--- Supplied records ---

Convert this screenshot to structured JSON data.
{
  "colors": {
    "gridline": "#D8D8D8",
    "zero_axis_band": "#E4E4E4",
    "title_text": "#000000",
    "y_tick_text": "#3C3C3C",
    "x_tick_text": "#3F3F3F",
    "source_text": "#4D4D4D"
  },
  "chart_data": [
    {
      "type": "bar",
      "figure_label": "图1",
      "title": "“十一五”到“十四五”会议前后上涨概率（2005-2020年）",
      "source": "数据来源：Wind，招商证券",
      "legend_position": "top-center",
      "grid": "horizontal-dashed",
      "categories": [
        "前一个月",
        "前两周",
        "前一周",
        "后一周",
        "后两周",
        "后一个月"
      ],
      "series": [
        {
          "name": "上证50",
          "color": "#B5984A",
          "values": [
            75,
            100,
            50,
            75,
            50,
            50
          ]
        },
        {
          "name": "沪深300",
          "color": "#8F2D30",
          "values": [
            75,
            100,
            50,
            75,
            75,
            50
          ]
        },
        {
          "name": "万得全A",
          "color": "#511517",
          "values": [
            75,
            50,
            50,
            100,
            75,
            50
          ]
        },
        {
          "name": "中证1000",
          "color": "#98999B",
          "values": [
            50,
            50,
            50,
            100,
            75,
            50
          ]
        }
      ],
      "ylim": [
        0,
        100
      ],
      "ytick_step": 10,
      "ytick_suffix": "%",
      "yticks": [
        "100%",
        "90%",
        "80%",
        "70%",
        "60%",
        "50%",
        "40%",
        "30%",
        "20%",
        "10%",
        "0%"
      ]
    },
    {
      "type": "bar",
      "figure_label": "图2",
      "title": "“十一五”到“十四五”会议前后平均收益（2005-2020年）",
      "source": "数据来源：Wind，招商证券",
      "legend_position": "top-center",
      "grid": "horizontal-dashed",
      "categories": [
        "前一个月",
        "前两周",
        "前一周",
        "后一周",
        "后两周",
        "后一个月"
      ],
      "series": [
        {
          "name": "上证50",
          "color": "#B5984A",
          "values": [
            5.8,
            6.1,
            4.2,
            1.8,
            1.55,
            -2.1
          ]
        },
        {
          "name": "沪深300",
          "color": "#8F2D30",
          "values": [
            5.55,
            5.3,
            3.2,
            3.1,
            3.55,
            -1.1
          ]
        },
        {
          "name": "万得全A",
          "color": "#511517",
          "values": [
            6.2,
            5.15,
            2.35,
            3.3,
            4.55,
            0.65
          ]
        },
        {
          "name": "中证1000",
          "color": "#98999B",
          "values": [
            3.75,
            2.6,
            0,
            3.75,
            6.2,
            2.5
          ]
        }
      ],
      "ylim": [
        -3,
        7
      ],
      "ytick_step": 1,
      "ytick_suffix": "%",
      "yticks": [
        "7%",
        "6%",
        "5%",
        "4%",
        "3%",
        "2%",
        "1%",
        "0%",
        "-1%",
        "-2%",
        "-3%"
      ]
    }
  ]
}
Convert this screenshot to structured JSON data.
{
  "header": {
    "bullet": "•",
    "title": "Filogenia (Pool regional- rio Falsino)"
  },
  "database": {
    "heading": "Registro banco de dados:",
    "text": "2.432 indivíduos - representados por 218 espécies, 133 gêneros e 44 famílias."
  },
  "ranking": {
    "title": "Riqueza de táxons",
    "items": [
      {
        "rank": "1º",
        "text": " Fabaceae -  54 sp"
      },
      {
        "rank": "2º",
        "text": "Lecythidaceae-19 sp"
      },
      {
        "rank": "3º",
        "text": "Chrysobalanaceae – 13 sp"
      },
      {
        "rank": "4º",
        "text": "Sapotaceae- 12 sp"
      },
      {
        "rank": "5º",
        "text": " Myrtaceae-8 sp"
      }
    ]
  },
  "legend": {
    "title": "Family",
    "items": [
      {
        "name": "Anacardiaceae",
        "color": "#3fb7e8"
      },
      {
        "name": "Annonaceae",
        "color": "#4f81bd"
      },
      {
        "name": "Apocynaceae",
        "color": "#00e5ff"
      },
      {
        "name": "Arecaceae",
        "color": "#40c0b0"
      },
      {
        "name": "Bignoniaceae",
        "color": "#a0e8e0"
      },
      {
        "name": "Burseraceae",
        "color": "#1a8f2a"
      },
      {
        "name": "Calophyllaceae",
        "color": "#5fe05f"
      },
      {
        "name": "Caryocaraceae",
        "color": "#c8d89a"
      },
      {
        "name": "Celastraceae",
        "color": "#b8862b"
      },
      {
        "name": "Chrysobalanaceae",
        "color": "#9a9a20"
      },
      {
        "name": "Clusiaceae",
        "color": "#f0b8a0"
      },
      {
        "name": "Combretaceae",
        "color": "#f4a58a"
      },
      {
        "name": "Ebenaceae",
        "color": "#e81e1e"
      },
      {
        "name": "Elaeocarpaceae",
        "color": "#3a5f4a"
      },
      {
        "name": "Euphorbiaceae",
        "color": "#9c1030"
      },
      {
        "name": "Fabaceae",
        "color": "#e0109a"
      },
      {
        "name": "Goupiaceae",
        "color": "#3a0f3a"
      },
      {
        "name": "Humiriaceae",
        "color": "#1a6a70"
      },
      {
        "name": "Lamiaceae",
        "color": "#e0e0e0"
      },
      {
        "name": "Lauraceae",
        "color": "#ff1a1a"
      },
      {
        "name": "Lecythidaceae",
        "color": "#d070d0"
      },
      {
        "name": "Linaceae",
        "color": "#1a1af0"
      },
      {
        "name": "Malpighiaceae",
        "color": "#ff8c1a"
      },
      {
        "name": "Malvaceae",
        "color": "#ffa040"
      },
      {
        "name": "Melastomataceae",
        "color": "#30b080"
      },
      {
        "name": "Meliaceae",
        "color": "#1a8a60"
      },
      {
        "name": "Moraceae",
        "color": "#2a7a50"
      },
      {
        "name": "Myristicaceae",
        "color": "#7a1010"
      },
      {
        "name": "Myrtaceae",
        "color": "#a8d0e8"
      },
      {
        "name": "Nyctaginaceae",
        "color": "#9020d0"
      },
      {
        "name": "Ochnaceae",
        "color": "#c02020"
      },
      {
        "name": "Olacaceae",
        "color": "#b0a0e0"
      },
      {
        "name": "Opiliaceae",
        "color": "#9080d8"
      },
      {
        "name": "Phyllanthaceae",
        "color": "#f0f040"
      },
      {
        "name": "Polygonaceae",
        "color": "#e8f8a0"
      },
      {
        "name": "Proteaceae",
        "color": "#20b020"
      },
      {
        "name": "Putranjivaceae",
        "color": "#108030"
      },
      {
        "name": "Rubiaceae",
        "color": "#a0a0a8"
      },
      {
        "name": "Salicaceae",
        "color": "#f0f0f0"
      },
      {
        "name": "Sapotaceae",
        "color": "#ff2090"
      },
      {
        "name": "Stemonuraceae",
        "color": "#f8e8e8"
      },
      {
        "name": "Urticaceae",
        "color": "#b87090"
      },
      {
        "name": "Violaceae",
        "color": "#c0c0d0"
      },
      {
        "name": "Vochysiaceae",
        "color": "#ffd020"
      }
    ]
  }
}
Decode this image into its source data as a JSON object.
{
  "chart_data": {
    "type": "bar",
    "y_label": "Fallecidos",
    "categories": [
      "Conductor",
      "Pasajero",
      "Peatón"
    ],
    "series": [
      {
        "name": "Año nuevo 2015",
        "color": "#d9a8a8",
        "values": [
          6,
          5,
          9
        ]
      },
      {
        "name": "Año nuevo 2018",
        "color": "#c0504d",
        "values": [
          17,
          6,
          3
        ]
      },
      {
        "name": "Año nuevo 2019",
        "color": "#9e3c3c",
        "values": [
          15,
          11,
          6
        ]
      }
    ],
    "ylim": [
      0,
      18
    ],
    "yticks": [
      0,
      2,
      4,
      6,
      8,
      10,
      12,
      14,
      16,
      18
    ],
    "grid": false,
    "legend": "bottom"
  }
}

---

* Given task *
How many lines of the listing above include the word "Lecythidaceae"? Reply with the number alone.

* Complete answer *
2